Find every line in the records below that contains the word "hint", and copy each such line.

+ + +

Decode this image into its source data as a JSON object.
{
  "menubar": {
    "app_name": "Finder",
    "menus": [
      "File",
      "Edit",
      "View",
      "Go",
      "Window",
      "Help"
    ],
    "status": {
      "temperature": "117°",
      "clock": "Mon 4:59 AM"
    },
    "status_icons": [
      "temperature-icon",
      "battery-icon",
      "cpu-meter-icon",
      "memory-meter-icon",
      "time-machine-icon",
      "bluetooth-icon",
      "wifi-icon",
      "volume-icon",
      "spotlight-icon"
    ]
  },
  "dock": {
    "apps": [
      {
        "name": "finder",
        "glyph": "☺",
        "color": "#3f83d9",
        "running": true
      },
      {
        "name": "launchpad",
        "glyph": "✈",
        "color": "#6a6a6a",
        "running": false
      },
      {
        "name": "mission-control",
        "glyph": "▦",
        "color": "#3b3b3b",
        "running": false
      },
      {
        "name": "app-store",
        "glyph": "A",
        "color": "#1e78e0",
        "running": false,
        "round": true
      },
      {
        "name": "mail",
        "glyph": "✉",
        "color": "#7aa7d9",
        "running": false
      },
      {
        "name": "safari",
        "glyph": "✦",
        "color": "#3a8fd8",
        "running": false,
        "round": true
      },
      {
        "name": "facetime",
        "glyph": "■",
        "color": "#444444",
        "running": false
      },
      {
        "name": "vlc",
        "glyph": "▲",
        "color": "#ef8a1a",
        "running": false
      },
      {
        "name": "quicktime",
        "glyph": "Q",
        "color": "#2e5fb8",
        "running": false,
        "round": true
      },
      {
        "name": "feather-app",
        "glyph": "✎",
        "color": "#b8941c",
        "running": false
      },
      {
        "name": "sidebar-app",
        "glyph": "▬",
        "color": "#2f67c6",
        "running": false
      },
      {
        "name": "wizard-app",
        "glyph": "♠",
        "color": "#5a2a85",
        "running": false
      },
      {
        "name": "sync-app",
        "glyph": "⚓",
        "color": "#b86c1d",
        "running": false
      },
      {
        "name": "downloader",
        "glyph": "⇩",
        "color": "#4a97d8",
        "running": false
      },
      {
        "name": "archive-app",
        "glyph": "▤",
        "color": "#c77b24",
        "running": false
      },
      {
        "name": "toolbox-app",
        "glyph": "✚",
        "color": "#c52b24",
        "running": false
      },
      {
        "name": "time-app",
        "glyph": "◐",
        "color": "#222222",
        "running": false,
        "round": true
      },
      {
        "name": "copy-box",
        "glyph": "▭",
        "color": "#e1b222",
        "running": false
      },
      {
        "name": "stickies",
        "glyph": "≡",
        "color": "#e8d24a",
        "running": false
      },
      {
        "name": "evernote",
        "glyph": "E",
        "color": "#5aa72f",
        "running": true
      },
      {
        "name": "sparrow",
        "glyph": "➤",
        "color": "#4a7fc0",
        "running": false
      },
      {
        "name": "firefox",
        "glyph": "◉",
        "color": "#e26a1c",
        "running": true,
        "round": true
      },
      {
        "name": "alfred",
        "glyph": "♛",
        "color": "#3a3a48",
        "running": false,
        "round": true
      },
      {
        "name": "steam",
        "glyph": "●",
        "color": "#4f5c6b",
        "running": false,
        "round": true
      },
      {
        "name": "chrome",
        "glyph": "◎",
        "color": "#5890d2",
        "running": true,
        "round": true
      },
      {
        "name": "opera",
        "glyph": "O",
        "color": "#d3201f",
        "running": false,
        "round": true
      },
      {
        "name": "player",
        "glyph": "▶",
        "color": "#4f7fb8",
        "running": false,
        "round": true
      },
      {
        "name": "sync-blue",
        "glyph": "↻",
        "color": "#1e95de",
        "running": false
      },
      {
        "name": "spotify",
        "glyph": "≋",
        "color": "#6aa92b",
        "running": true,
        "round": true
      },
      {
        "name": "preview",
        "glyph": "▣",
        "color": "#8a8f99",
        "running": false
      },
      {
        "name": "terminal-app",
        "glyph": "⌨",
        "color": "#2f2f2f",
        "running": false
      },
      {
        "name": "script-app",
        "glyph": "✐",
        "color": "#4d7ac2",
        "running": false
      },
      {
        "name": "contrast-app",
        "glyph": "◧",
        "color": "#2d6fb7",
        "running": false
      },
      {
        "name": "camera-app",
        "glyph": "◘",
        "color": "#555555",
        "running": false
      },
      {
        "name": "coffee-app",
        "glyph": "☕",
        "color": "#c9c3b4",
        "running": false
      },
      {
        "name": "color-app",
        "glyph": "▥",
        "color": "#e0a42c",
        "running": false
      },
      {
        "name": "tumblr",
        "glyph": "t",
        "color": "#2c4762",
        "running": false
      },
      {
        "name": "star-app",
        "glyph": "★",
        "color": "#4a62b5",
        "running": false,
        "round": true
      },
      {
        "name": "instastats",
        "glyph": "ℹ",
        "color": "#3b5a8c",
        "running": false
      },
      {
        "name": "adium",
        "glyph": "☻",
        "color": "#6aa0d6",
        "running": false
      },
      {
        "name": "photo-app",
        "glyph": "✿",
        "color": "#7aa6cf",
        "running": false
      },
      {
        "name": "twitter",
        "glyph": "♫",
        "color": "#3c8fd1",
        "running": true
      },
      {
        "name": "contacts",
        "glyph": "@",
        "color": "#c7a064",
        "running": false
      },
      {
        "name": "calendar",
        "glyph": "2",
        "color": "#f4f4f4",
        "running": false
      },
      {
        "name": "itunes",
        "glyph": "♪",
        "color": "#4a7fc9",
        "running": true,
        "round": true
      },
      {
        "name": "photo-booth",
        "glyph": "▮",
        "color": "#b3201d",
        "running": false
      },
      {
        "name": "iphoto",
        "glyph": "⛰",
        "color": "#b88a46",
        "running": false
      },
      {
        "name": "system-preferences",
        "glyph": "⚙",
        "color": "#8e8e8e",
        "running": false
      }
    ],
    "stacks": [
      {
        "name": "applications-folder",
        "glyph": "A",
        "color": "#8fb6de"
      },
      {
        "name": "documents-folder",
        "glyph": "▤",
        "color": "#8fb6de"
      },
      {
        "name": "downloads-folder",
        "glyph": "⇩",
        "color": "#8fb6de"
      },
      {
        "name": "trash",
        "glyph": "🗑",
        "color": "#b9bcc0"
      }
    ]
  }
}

+ + +

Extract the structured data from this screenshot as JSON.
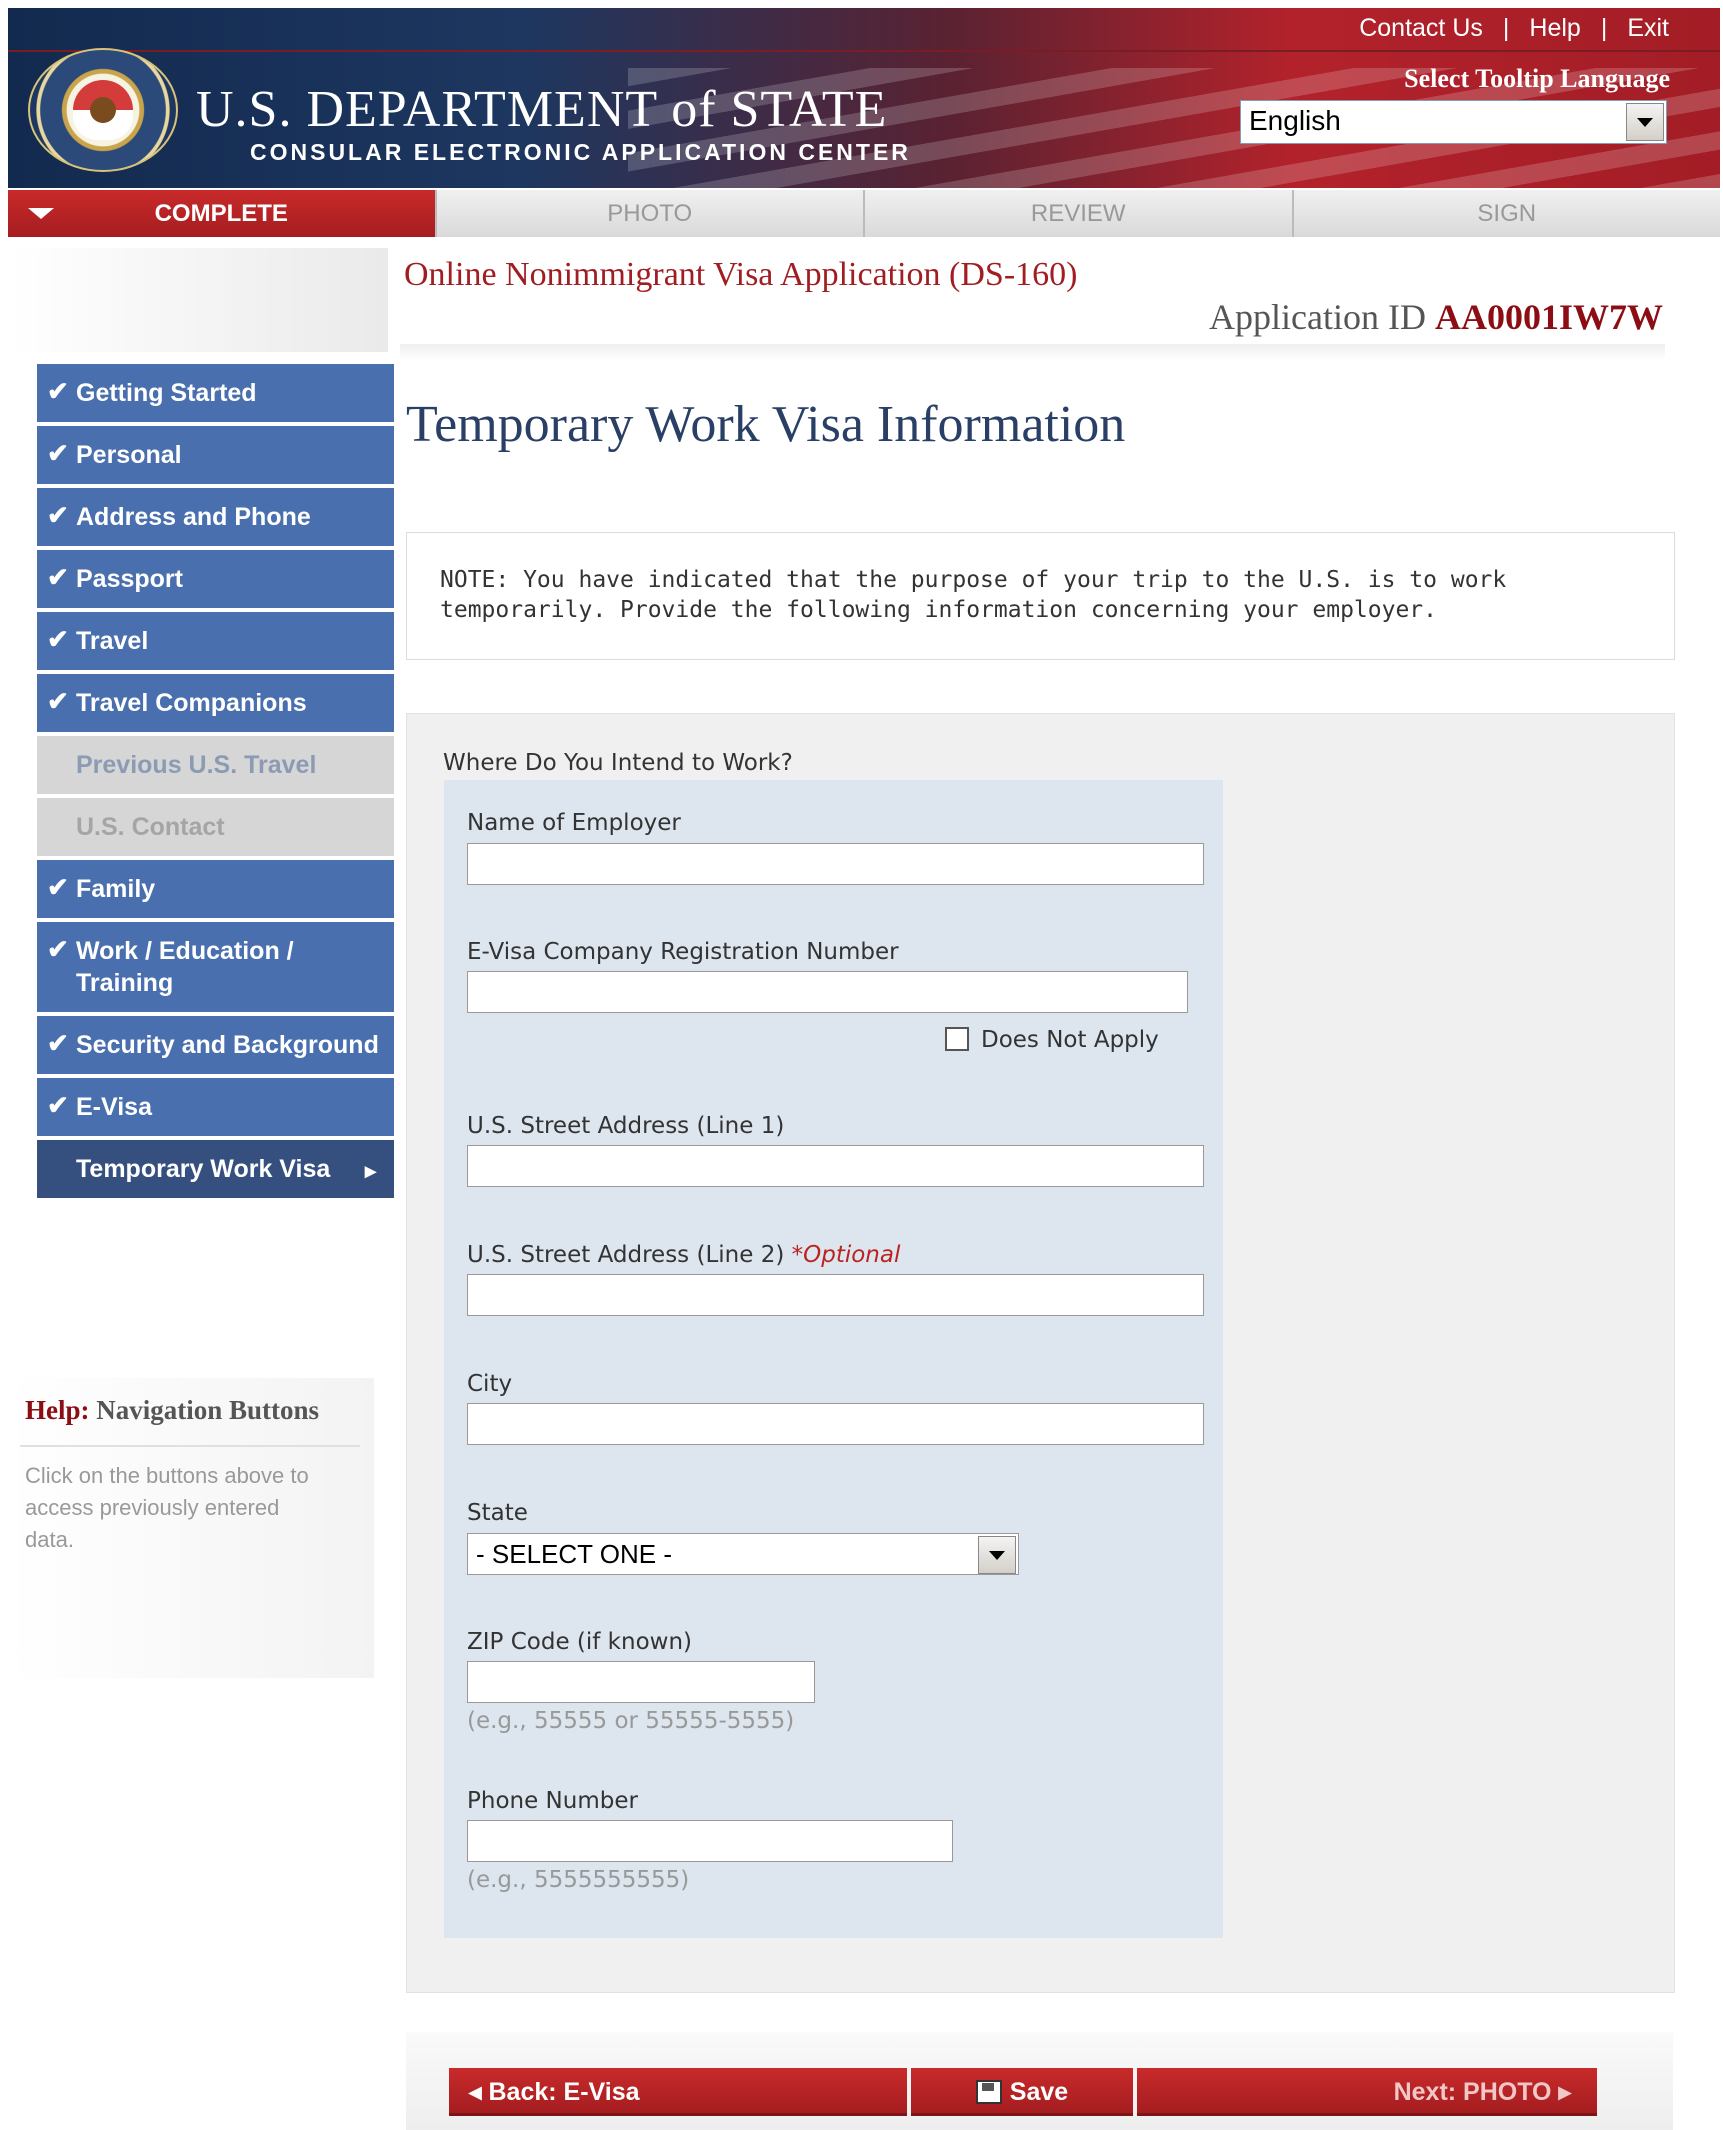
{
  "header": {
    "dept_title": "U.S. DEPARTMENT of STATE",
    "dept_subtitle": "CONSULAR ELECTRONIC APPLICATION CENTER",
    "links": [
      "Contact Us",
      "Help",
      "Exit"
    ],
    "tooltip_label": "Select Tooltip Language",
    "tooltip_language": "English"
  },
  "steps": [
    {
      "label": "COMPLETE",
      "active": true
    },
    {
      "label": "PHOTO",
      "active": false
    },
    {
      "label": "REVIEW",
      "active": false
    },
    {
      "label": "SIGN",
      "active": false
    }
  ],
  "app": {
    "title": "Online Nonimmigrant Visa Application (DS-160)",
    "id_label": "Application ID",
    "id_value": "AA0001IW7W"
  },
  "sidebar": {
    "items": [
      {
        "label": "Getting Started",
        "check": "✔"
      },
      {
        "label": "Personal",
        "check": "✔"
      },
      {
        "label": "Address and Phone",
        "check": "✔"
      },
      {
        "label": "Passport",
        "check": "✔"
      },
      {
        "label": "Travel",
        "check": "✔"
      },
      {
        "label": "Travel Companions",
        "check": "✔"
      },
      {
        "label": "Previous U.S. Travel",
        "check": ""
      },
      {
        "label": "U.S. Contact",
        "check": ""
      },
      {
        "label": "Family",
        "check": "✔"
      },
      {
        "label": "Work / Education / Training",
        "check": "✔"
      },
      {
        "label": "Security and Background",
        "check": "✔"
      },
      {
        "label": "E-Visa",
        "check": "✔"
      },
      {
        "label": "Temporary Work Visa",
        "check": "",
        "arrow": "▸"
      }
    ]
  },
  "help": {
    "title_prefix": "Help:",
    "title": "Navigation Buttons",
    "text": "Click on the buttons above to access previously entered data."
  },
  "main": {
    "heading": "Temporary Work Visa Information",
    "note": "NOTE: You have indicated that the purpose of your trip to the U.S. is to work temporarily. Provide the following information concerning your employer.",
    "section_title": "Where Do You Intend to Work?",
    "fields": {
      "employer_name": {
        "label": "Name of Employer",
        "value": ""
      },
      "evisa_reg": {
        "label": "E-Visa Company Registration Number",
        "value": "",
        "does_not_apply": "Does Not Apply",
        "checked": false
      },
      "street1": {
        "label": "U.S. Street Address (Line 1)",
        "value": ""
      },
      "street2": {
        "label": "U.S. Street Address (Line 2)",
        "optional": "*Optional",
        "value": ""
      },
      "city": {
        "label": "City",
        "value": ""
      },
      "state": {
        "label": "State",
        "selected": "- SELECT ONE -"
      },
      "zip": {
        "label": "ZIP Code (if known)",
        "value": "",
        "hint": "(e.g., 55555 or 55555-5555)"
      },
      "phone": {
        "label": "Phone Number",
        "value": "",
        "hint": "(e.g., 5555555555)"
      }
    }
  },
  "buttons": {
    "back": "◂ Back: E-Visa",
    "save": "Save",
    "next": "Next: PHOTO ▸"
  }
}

+ + +

The completed task —
        "hint": "(e.g., 55555 or 55555-5555)"
        "hint": "(e.g., 5555555555)"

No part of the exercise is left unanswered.